*Exercise objective*:
What follows is a listing; give it again exactly, in its entirety.

*Data listing*:

......

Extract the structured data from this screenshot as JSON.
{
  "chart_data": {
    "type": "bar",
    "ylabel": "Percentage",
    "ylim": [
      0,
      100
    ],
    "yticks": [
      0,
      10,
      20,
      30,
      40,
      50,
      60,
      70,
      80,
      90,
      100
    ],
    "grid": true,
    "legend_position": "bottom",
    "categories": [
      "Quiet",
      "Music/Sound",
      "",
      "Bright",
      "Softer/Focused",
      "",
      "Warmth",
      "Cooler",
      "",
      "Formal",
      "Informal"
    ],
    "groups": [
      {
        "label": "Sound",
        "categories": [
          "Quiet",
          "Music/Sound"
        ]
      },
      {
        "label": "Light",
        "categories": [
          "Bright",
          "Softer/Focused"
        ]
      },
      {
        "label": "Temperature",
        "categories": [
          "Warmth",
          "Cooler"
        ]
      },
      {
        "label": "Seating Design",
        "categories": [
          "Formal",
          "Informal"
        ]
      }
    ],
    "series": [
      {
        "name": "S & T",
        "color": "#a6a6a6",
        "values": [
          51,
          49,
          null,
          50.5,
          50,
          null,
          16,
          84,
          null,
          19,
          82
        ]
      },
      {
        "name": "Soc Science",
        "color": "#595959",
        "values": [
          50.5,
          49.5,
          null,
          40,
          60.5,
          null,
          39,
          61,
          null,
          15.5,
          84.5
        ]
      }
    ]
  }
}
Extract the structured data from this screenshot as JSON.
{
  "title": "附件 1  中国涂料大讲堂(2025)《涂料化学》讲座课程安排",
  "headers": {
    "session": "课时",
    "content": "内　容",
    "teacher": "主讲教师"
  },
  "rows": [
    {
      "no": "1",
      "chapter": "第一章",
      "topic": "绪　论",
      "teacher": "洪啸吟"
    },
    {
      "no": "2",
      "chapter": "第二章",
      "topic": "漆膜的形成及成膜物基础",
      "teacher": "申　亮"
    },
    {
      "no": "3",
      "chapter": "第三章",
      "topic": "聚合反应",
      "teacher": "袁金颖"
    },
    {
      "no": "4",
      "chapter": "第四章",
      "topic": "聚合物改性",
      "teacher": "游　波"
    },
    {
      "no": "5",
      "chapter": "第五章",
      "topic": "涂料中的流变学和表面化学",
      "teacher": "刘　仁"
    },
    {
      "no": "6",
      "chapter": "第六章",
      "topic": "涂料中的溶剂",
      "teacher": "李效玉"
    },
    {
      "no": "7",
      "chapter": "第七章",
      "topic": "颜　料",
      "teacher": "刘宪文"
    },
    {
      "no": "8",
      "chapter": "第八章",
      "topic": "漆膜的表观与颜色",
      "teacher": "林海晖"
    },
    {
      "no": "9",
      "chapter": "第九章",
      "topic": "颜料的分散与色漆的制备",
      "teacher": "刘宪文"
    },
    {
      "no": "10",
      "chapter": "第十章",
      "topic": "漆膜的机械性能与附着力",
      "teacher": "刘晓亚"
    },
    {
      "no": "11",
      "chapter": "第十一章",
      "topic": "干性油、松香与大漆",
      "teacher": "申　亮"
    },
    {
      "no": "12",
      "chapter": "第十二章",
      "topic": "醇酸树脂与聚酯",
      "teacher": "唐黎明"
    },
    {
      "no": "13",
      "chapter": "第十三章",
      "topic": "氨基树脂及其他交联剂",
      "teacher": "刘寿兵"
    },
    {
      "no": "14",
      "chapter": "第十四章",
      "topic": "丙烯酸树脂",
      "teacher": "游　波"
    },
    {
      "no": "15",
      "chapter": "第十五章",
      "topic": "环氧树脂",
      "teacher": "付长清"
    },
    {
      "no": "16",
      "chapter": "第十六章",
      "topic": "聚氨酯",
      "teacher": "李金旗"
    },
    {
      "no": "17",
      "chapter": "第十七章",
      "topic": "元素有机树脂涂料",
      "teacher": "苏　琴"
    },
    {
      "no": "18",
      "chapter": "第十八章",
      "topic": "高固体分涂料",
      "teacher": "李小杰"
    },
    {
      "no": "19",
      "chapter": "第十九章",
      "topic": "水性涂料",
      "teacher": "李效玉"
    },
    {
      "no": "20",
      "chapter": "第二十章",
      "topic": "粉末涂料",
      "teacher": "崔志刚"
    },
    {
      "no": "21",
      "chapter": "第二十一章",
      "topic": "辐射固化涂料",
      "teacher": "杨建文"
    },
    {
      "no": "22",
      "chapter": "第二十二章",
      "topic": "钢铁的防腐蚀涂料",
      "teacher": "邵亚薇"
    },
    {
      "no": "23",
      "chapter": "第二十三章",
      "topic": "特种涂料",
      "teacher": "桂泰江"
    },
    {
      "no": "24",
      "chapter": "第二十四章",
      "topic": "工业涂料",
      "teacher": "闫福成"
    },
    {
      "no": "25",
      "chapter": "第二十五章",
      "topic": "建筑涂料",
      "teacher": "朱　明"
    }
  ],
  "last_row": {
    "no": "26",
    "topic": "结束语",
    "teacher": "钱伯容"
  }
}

......

*Full response*:
Extract the structured data from this screenshot as JSON.
{
  "chart_data": {
    "type": "bar",
    "ylabel": "Percentage",
    "ylim": [
      0,
      100
    ],
    "yticks": [
      0,
      10,
      20,
      30,
      40,
      50,
      60,
      70,
      80,
      90,
      100
    ],
    "grid": true,
    "legend_position": "bottom",
    "categories": [
      "Quiet",
      "Music/Sound",
      "",
      "Bright",
      "Softer/Focused",
      "",
      "Warmth",
      "Cooler",
      "",
      "Formal",
      "Informal"
    ],
    "groups": [
      {
        "label": "Sound",
        "categories": [
          "Quiet",
          "Music/Sound"
        ]
      },
      {
        "label": "Light",
        "categories": [
          "Bright",
          "Softer/Focused"
        ]
      },
      {
        "label": "Temperature",
        "categories": [
          "Warmth",
          "Cooler"
        ]
      },
      {
        "label": "Seating Design",
        "categories": [
          "Formal",
          "Informal"
        ]
      }
    ],
    "series": [
      {
        "name": "S & T",
        "color": "#a6a6a6",
        "values": [
          51,
          49,
          null,
          50.5,
          50,
          null,
          16,
          84,
          null,
          19,
          82
        ]
      },
      {
        "name": "Soc Science",
        "color": "#595959",
        "values": [
          50.5,
          49.5,
          null,
          40,
          60.5,
          null,
          39,
          61,
          null,
          15.5,
          84.5
        ]
      }
    ]
  }
}
Extract the structured data from this screenshot as JSON.
{
  "title": "附件 1  中国涂料大讲堂(2025)《涂料化学》讲座课程安排",
  "headers": {
    "session": "课时",
    "content": "内　容",
    "teacher": "主讲教师"
  },
  "rows": [
    {
      "no": "1",
      "chapter": "第一章",
      "topic": "绪　论",
      "teacher": "洪啸吟"
    },
    {
      "no": "2",
      "chapter": "第二章",
      "topic": "漆膜的形成及成膜物基础",
      "teacher": "申　亮"
    },
    {
      "no": "3",
      "chapter": "第三章",
      "topic": "聚合反应",
      "teacher": "袁金颖"
    },
    {
      "no": "4",
      "chapter": "第四章",
      "topic": "聚合物改性",
      "teacher": "游　波"
    },
    {
      "no": "5",
      "chapter": "第五章",
      "topic": "涂料中的流变学和表面化学",
      "teacher": "刘　仁"
    },
    {
      "no": "6",
      "chapter": "第六章",
      "topic": "涂料中的溶剂",
      "teacher": "李效玉"
    },
    {
      "no": "7",
      "chapter": "第七章",
      "topic": "颜　料",
      "teacher": "刘宪文"
    },
    {
      "no": "8",
      "chapter": "第八章",
      "topic": "漆膜的表观与颜色",
      "teacher": "林海晖"
    },
    {
      "no": "9",
      "chapter": "第九章",
      "topic": "颜料的分散与色漆的制备",
      "teacher": "刘宪文"
    },
    {
      "no": "10",
      "chapter": "第十章",
      "topic": "漆膜的机械性能与附着力",
      "teacher": "刘晓亚"
    },
    {
      "no": "11",
      "chapter": "第十一章",
      "topic": "干性油、松香与大漆",
      "teacher": "申　亮"
    },
    {
      "no": "12",
      "chapter": "第十二章",
      "topic": "醇酸树脂与聚酯",
      "teacher": "唐黎明"
    },
    {
      "no": "13",
      "chapter": "第十三章",
      "topic": "氨基树脂及其他交联剂",
      "teacher": "刘寿兵"
    },
    {
      "no": "14",
      "chapter": "第十四章",
      "topic": "丙烯酸树脂",
      "teacher": "游　波"
    },
    {
      "no": "15",
      "chapter": "第十五章",
      "topic": "环氧树脂",
      "teacher": "付长清"
    },
    {
      "no": "16",
      "chapter": "第十六章",
      "topic": "聚氨酯",
      "teacher": "李金旗"
    },
    {
      "no": "17",
      "chapter": "第十七章",
      "topic": "元素有机树脂涂料",
      "teacher": "苏　琴"
    },
    {
      "no": "18",
      "chapter": "第十八章",
      "topic": "高固体分涂料",
      "teacher": "李小杰"
    },
    {
      "no": "19",
      "chapter": "第十九章",
      "topic": "水性涂料",
      "teacher": "李效玉"
    },
    {
      "no": "20",
      "chapter": "第二十章",
      "topic": "粉末涂料",
      "teacher": "崔志刚"
    },
    {
      "no": "21",
      "chapter": "第二十一章",
      "topic": "辐射固化涂料",
      "teacher": "杨建文"
    },
    {
      "no": "22",
      "chapter": "第二十二章",
      "topic": "钢铁的防腐蚀涂料",
      "teacher": "邵亚薇"
    },
    {
      "no": "23",
      "chapter": "第二十三章",
      "topic": "特种涂料",
      "teacher": "桂泰江"
    },
    {
      "no": "24",
      "chapter": "第二十四章",
      "topic": "工业涂料",
      "teacher": "闫福成"
    },
    {
      "no": "25",
      "chapter": "第二十五章",
      "topic": "建筑涂料",
      "teacher": "朱　明"
    }
  ],
  "last_row": {
    "no": "26",
    "topic": "结束语",
    "teacher": "钱伯容"
  }
}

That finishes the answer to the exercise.